TASK BRIEF: Write out all the lines again, precisely as they stand, but without the images.

MATERIAL SHOWN:
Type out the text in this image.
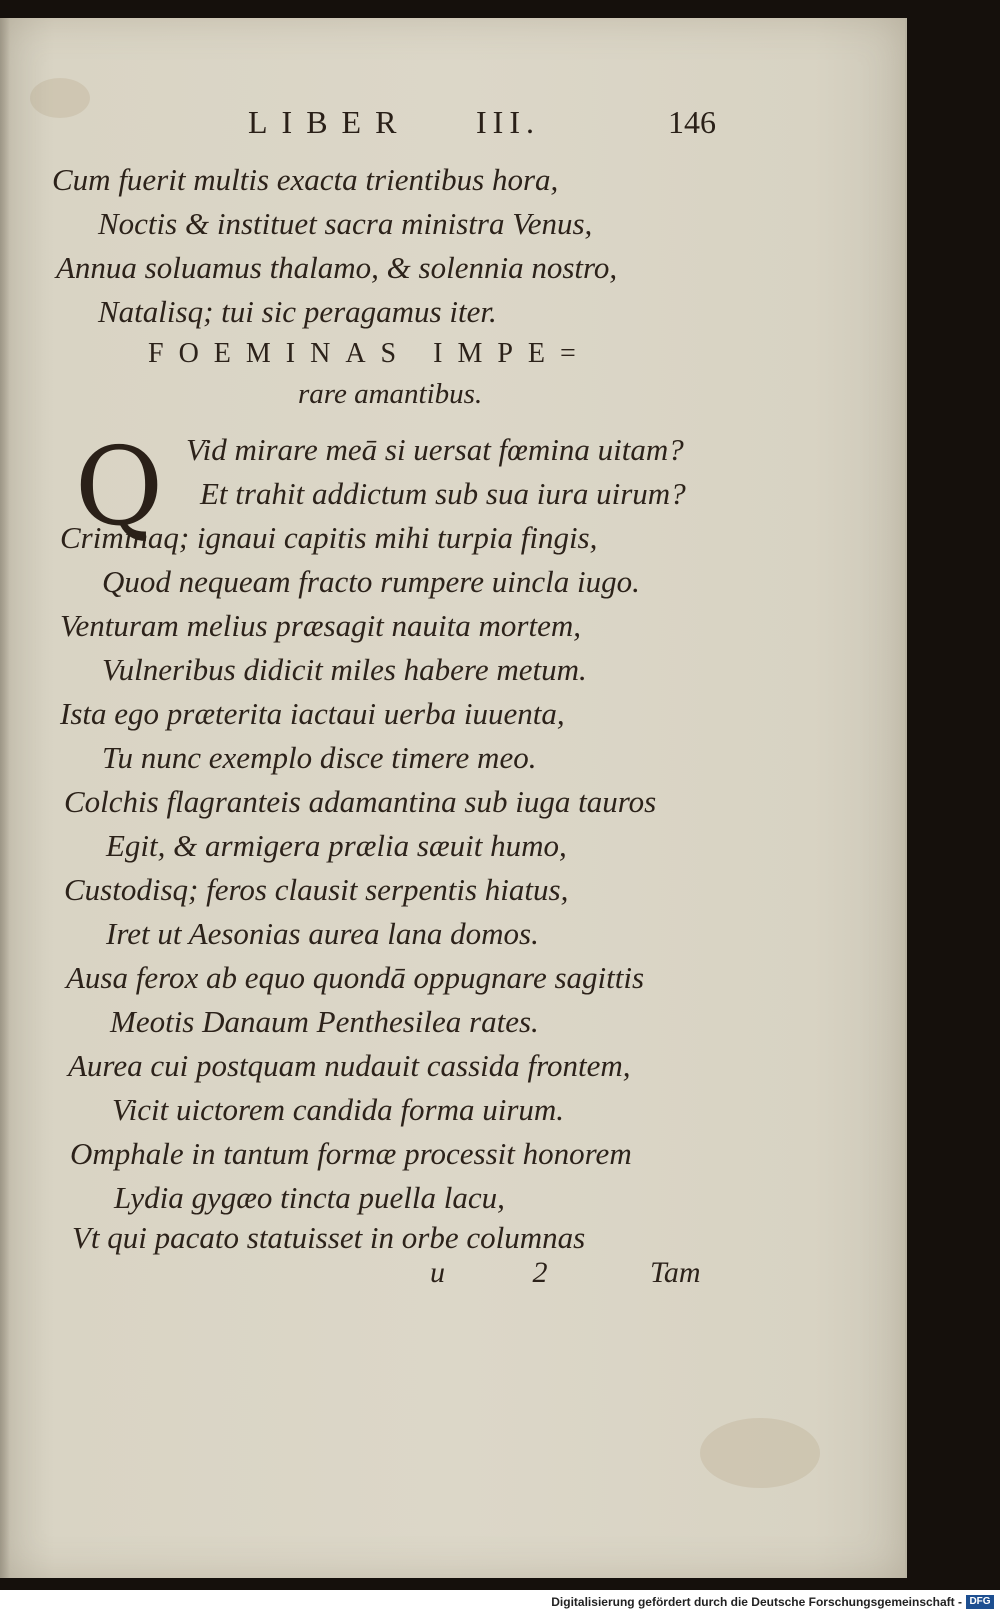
LIBER III.	146
Cum fuerit multis exacta trientibus hora,
Noctis & instituet sacra ministra Venus,
Annua soluamus thalamo, & solennia nostro,
Natalisq; tui sic peragamus iter.
FOEMINAS IMPE=
rare amantibus.
Vid mirare meā si uersat fœmina uitam?
Et trahit addictum sub sua iura uirum?
Criminaq; ignaui capitis mihi turpia fingis,
Quod nequeam fracto rumpere uincla iugo.
Venturam melius præsagit nauita mortem,
Vulneribus didicit miles habere metum.
Ista ego præterita iactaui uerba iuuenta,
Tu nunc exemplo disce timere meo.
Colchis flagranteis adamantina sub iuga tauros
Egit, & armigera prælia sæuit humo,
Custodisq; feros clausit serpentis hiatus,
Iret ut Aesonias aurea lana domos.
Ausa ferox ab equo quondā oppugnare sagittis
Meotis Danaum Penthesilea rates.
Aurea cui postquam nudauit cassida frontem,
Vicit uictorem candida forma uirum.
Omphale in tantum formæ processit honorem
Lydia gygæo tincta puella lacu,
Vt qui pacato statuisset in orbe columnas
Q
u 2 Tam
Digitalisierung gefördert durch die Deutsche Forschungsgemeinschaft - DFG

CORRECT RESPONSE:
Type out the text in this image.
LIBER III.	146
Cum fuerit multis exacta trientibus hora,
Noctis & instituet sacra ministra Venus,
Annua soluamus thalamo, & solennia nostro,
Natalisq; tui sic peragamus iter.
FOEMINAS IMPE=
rare amantibus.
Vid mirare meā si uersat fœmina uitam?
Et trahit addictum sub sua iura uirum?
Criminaq; ignaui capitis mihi turpia fingis,
Quod nequeam fracto rumpere uincla iugo.
Venturam melius præsagit nauita mortem,
Vulneribus didicit miles habere metum.
Ista ego præterita iactaui uerba iuuenta,
Tu nunc exemplo disce timere meo.
Colchis flagranteis adamantina sub iuga tauros
Egit, & armigera prælia sæuit humo,
Custodisq; feros clausit serpentis hiatus,
Iret ut Aesonias aurea lana domos.
Ausa ferox ab equo quondā oppugnare sagittis
Meotis Danaum Penthesilea rates.
Aurea cui postquam nudauit cassida frontem,
Vicit uictorem candida forma uirum.
Omphale in tantum formæ processit honorem
Lydia gygæo tincta puella lacu,
Vt qui pacato statuisset in orbe columnas
Q
u 2 Tam
Digitalisierung gefördert durch die Deutsche Forschungsgemeinschaft - DFG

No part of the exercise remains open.